START Page text

The University of Alabama at Birmingham football program that was disbanded in December will be reinstated in 2016, university president Ray Watts confirmed to the Associated Press on Monday. The news was first reported by AL.com and FOX6 WBRC.
In early December, Watts announced the controversial shutdown of the football program on the heels of the Blazers’ 6-6 record last season under first-year coach Bill Clark. After the announcement of the program's cancelation, the UAB Football Foundation raised more than $15 million in donations to try to save the team.
At a press conference on Monday, Watts discussed the decision to reinstate the football program.
Watts said external sources have pledged $17.2 million in support. Watts also laid out the principles that must be satisfied for the reinstatement process to move forward.
1) Maintaining, but not exceeding, "our institutional support for athletics at its current level."
2) Timelines for "meeting pledges, both public and private, and having money available soon."
3) Setting a "reasonable fundraising timetable that provides every chance for success" and that does not involve borrowing "money to build athletic facilities."

END Page text
START Provided material

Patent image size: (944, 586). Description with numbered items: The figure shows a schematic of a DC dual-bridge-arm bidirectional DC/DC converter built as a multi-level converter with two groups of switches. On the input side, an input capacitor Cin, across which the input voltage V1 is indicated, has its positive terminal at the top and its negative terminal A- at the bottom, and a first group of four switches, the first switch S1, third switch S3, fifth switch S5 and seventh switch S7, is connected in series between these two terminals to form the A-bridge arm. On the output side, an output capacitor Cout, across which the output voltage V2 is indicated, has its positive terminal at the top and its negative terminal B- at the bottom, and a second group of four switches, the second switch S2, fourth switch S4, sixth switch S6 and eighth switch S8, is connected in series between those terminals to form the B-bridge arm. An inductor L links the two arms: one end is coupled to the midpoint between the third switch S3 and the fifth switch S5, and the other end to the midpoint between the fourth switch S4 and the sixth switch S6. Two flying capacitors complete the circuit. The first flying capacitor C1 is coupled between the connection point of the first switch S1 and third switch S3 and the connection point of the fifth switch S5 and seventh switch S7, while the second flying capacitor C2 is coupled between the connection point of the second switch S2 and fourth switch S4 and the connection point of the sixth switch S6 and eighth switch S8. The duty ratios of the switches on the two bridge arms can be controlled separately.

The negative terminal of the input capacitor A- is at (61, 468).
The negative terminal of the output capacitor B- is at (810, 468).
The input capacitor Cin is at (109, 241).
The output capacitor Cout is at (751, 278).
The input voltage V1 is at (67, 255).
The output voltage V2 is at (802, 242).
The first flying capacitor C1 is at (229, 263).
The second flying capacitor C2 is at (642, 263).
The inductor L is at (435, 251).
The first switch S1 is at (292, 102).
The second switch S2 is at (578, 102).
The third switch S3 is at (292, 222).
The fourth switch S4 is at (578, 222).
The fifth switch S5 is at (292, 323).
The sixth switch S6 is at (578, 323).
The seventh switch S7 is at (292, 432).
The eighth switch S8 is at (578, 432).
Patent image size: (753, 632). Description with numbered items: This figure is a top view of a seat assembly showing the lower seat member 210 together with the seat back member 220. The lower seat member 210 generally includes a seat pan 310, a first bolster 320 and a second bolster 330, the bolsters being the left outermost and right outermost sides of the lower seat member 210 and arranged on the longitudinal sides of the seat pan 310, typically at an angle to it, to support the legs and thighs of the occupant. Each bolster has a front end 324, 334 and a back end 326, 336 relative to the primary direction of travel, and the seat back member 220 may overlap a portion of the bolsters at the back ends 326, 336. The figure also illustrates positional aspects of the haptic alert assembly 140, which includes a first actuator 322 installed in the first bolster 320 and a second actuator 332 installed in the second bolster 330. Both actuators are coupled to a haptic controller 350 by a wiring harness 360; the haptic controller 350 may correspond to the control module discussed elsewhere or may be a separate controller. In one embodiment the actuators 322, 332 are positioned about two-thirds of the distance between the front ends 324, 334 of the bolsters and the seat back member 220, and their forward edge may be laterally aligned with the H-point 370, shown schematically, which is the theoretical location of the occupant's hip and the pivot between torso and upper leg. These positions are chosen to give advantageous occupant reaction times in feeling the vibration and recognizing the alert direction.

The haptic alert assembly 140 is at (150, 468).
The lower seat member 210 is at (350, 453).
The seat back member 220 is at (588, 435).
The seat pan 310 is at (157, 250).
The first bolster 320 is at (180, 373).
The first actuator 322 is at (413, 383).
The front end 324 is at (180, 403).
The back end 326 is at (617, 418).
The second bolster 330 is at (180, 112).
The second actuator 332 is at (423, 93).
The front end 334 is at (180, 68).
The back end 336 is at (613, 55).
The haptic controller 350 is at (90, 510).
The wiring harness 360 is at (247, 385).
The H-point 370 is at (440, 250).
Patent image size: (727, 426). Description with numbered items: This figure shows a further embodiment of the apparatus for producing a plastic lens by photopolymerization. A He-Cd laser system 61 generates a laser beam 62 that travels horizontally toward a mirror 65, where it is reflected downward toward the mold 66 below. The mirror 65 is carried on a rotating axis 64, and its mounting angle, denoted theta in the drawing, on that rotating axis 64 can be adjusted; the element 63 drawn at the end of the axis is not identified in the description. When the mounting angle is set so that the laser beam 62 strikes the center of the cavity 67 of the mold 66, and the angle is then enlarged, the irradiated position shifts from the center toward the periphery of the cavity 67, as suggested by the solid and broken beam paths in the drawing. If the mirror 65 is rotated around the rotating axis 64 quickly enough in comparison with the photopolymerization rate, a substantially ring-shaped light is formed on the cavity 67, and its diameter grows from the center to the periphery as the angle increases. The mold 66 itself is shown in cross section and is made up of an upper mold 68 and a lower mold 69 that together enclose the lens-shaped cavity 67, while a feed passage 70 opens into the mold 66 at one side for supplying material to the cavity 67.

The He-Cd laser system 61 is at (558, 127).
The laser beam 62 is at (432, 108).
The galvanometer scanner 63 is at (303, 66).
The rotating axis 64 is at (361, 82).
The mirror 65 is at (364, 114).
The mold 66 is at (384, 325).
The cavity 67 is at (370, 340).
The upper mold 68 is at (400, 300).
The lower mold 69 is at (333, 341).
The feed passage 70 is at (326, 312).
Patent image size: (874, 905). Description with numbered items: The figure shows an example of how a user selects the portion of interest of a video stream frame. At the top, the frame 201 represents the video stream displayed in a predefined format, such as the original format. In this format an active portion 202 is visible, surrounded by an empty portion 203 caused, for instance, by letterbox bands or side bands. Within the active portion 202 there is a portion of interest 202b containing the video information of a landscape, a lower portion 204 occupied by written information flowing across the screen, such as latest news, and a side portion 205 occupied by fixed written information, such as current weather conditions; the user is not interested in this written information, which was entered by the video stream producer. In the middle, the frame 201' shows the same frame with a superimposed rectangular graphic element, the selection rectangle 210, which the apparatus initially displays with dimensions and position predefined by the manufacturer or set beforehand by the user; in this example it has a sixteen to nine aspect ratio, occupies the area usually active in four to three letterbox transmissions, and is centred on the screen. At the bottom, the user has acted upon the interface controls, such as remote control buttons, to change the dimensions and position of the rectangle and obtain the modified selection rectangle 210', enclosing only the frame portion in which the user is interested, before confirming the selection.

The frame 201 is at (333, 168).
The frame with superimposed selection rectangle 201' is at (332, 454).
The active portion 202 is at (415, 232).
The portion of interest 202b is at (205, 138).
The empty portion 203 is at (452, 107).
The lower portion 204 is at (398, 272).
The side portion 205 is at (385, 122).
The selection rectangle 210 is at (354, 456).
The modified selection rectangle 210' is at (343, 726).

END Provided material

Action item:
Resume the article about the reinstatement of the UAB football program, which stands above the rows, beginning immediately after its final sentence.

Answer space:
"Let there be no doubt: Our vision for UAB and what we can accomplish is bolder than ever," Watts said. "Our leadership, faculty, staff, students, alumni and community are pulling together and we will more forward more effectively than ever. Our commitment to excellence, to service and to prudent financial stewardship is stronger than ever.
"We must and will be successful because so many depend on us. There is a lot of work to be done, and by working together, we are up to the task."
This past season marked the first time UAB had been bowl eligible since 2004, the school’s lone bowl appearance. Clark took over a program that had not posted a winning season in a decade and was so downtrodden that Clark's predecessor, Garrick McGee, quit on his own accord after two seasons to become the offensive coordinator at Louisville.
UAB’s football program got its start in 1991. The last FBS school to drop football was Pacific in '95.
Clark remains under contract with UAB through January 2017 and had planned to sit out the upcoming season after turning down job offers. A majority of his players have transferred to other schools, where they are immediately eligible to play.
In January, Watts created the Athletic Assessment Task Force to review his decision to do away with the football, rifle and women’s bowling teams. College Sports Solutions was also hired to issue a report on the CarrSports Report, a university-wide yearlong comprehensive strategic planning study that included the evaluation of the financial viability of football.
Watts made his original decision about the three programs with information from the CarrSports Report.
College Sports Solutions’s report maintained that UAB continuing without the three sports or reinstating them were both “viable options.” Per the AP report, UAB likely would not have remained in Conference USA without football.